** begin Data excerpts **
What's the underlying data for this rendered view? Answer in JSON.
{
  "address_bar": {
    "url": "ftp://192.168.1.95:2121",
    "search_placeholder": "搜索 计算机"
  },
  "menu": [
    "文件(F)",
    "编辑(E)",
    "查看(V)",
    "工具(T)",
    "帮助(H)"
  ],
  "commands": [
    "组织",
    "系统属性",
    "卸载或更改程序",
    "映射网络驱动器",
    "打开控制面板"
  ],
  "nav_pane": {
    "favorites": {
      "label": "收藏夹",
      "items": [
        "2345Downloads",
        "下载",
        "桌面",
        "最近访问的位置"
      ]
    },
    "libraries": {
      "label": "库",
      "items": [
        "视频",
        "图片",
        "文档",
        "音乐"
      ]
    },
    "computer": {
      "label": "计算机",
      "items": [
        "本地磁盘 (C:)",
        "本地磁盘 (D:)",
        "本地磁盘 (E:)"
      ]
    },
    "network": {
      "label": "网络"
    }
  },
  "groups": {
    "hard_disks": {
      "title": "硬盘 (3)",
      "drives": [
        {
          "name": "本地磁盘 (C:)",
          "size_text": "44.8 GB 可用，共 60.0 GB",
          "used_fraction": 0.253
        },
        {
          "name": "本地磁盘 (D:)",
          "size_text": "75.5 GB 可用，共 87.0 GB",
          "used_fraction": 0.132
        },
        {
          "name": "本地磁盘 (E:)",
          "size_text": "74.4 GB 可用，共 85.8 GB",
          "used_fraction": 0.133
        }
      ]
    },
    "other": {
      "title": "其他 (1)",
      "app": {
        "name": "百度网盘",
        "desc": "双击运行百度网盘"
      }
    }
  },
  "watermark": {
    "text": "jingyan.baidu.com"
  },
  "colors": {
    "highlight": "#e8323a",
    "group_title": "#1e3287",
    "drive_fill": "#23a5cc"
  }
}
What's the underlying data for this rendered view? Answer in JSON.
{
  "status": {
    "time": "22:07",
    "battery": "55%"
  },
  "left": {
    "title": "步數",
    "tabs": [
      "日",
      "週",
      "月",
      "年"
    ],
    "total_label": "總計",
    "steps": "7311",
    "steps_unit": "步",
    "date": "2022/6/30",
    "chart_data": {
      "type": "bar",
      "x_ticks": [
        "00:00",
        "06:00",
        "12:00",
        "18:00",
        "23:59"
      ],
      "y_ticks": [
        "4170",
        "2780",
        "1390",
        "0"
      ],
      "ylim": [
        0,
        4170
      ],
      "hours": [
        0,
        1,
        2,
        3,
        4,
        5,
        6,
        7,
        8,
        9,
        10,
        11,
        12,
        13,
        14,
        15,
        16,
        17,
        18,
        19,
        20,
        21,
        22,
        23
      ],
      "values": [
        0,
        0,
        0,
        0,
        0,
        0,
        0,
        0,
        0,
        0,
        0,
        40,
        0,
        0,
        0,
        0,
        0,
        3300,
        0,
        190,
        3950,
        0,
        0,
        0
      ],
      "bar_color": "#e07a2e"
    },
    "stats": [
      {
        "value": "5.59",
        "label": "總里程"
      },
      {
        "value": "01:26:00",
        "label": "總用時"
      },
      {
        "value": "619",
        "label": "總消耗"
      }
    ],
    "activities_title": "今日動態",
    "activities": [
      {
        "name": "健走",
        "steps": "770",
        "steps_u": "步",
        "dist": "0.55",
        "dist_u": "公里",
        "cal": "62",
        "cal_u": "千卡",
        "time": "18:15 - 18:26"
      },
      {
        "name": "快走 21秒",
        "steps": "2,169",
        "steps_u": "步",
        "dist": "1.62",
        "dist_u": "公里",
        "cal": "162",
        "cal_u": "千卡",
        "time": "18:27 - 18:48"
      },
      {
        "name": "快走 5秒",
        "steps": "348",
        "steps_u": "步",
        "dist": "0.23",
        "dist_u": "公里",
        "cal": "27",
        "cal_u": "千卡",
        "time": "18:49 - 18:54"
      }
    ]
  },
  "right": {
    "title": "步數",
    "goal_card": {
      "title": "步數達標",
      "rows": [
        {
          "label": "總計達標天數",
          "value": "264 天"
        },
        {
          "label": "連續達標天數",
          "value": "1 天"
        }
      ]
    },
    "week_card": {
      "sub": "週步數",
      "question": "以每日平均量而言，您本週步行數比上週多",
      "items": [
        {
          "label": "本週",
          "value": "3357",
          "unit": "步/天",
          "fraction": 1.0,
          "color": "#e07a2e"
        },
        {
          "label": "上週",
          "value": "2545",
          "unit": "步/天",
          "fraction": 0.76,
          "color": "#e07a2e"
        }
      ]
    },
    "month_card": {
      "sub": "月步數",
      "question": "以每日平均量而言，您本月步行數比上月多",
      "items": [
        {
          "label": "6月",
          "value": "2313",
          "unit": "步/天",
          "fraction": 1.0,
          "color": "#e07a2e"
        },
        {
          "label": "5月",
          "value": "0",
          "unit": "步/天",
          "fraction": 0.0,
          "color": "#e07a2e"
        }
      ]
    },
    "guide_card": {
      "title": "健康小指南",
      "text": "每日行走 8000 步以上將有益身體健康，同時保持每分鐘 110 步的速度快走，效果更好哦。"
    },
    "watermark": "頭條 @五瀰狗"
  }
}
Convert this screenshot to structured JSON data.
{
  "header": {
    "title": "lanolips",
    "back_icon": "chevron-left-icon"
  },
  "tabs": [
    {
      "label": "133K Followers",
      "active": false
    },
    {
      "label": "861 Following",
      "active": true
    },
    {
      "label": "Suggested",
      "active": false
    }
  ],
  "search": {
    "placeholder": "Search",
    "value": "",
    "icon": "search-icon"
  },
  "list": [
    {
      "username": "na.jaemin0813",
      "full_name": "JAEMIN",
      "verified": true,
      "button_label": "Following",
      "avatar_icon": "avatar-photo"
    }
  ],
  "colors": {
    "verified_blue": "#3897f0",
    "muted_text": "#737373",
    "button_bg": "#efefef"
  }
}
** end Data excerpts **
#### [Description of the task]
Copy out every line holding the string "question".

#### [Exercise solution]
      "question": "以每日平均量而言，您本週步行數比上週多",
      "question": "以每日平均量而言，您本月步行數比上月多",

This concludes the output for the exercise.